** Task to carry out **
Select and copy out every line in the records containing "will".

====== Material to process

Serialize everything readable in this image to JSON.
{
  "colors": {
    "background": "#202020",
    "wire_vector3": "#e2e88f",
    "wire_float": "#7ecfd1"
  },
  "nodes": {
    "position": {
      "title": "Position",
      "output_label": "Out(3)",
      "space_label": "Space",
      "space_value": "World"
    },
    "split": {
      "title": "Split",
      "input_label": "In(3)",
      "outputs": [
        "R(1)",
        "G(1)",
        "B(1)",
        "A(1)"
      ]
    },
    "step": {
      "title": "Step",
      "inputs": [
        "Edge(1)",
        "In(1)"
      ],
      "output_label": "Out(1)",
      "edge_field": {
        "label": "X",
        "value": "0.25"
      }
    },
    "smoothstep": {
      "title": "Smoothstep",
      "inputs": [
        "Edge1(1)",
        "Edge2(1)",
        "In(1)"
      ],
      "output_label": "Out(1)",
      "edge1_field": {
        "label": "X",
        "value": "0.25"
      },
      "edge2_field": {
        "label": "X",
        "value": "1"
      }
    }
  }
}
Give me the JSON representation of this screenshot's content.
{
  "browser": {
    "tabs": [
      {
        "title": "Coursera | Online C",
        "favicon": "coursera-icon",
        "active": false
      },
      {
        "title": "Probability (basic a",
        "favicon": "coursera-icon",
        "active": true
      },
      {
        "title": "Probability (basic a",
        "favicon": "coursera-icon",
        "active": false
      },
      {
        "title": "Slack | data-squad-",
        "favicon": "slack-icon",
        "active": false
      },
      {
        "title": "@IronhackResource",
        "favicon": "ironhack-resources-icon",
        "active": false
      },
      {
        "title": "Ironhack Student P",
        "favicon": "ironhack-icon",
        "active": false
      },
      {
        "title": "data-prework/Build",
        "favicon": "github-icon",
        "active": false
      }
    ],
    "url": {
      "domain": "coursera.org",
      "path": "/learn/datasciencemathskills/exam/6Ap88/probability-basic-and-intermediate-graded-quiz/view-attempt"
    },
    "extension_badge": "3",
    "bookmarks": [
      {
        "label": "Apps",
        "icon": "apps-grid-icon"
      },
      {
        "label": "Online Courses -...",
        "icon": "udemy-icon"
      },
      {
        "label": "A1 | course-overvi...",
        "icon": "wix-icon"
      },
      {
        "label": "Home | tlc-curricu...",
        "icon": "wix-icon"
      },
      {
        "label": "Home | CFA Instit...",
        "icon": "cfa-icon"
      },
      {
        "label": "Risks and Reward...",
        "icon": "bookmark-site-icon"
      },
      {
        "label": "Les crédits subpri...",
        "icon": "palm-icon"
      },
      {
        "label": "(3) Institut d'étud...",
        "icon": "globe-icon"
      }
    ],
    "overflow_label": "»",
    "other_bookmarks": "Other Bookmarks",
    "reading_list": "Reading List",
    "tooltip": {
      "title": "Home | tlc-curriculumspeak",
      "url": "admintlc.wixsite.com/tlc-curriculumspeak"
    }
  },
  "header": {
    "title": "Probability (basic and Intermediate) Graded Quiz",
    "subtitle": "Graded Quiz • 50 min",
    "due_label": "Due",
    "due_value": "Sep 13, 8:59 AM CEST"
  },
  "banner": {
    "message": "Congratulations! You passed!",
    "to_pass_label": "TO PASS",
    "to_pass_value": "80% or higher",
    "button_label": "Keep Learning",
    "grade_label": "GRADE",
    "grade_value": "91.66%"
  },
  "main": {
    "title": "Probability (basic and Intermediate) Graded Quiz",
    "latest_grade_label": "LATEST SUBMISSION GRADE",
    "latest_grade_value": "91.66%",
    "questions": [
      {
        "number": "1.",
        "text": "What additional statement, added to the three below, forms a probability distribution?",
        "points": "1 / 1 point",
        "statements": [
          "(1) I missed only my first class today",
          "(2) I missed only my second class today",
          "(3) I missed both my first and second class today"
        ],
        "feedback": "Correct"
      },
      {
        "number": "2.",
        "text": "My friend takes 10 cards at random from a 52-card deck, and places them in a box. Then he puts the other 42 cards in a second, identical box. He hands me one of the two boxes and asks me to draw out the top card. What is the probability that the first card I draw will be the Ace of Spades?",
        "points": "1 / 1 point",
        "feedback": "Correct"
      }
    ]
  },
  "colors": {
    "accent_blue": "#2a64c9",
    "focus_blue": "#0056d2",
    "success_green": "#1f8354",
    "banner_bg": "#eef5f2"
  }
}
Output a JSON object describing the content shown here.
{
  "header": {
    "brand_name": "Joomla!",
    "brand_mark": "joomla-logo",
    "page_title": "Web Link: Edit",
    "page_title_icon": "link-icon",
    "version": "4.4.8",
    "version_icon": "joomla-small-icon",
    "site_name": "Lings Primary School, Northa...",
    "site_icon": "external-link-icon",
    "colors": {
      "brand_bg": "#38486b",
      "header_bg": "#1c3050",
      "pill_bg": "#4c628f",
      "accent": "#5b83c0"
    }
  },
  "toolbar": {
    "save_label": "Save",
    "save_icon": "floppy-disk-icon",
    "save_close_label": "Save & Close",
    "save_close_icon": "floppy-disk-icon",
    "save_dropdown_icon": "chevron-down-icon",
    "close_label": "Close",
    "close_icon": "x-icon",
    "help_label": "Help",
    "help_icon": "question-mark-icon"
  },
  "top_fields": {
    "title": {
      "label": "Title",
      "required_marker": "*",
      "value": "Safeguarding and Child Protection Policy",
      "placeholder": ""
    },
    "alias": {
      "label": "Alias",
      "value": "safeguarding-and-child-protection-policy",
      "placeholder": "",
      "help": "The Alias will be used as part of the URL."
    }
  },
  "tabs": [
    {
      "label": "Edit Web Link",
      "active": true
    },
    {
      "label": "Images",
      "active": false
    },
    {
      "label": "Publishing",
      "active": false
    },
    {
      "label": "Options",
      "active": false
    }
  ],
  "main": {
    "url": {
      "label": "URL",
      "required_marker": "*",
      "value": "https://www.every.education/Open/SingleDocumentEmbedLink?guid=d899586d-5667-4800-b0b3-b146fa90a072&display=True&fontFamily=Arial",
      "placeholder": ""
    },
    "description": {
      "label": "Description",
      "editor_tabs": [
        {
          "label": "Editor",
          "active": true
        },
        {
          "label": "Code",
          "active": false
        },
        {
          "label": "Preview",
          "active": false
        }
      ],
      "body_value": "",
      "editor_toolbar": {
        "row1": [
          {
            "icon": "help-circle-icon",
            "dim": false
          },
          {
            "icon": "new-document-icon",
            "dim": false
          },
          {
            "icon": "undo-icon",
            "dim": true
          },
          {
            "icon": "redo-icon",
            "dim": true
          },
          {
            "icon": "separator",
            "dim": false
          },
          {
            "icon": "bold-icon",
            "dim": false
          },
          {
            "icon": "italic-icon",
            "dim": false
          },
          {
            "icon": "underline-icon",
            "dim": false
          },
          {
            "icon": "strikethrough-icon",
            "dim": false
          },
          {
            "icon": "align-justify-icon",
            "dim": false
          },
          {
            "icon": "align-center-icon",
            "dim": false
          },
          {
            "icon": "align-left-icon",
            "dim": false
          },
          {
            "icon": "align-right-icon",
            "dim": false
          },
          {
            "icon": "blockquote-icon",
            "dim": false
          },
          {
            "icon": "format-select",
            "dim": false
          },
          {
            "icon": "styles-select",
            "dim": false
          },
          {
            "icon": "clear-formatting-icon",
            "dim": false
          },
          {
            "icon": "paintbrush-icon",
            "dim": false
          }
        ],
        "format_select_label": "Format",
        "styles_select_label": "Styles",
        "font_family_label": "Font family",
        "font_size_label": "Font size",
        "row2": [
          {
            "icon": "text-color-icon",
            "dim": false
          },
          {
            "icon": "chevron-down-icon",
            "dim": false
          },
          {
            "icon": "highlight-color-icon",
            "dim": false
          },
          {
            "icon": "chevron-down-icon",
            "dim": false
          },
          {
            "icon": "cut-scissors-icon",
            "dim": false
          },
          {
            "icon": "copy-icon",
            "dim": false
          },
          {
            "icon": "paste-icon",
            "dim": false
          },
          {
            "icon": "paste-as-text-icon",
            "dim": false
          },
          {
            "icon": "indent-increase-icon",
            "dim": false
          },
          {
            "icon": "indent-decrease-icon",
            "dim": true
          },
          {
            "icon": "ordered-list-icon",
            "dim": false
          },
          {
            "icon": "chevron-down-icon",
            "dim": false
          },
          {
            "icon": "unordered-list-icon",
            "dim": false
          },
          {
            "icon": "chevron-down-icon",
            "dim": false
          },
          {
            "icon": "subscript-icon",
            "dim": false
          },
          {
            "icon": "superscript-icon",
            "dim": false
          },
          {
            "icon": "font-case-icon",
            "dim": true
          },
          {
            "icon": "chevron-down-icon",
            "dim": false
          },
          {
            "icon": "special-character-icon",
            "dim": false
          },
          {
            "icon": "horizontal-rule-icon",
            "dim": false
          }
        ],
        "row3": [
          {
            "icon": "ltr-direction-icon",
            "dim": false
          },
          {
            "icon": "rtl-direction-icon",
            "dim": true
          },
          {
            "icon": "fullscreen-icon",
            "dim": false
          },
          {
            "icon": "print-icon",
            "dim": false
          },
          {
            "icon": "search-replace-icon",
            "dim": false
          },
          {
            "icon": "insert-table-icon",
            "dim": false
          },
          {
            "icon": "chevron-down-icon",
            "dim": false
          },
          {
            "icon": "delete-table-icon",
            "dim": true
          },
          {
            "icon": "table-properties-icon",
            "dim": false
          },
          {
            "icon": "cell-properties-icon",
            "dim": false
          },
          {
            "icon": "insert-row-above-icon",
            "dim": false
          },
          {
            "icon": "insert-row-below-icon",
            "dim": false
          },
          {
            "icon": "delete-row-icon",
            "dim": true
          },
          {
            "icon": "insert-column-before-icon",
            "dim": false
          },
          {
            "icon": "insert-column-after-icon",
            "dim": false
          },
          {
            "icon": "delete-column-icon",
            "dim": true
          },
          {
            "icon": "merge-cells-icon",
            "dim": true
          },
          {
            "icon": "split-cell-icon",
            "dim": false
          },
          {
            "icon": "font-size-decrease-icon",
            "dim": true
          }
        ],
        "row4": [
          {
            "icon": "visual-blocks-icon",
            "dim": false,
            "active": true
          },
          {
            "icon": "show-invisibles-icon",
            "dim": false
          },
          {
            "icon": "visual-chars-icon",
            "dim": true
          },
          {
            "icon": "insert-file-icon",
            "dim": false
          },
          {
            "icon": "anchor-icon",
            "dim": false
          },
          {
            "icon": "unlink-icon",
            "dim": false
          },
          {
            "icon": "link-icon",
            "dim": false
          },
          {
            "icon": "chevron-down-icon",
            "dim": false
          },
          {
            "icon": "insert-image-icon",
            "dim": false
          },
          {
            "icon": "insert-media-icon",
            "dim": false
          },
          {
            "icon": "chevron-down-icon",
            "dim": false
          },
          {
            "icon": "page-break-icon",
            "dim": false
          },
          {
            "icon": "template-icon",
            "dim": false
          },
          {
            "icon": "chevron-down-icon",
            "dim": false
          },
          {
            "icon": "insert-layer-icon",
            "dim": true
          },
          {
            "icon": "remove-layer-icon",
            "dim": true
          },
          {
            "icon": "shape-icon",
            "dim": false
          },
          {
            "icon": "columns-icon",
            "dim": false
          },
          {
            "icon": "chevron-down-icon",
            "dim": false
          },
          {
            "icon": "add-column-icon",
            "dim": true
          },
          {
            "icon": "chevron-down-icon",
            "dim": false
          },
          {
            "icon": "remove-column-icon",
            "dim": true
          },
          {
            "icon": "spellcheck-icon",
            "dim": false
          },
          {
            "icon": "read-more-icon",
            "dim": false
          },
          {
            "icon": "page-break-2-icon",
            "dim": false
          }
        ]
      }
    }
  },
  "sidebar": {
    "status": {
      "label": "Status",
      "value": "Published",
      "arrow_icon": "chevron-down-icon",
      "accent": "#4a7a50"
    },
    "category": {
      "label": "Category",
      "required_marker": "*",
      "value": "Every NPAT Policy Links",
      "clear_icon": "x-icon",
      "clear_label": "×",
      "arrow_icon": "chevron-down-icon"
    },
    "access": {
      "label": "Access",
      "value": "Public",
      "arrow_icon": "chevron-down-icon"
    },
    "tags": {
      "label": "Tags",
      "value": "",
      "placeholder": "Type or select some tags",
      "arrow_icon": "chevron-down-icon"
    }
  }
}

============

** Full output **
        "text": "My friend takes 10 cards at random from a 52-card deck, and places them in a box. Then he puts the other 42 cards in a second, identical box. He hands me one of the two boxes and asks me to draw out the top card. What is the probability that the first card I draw will be the Ace of Spades?",
      "help": "The Alias will be used as part of the URL."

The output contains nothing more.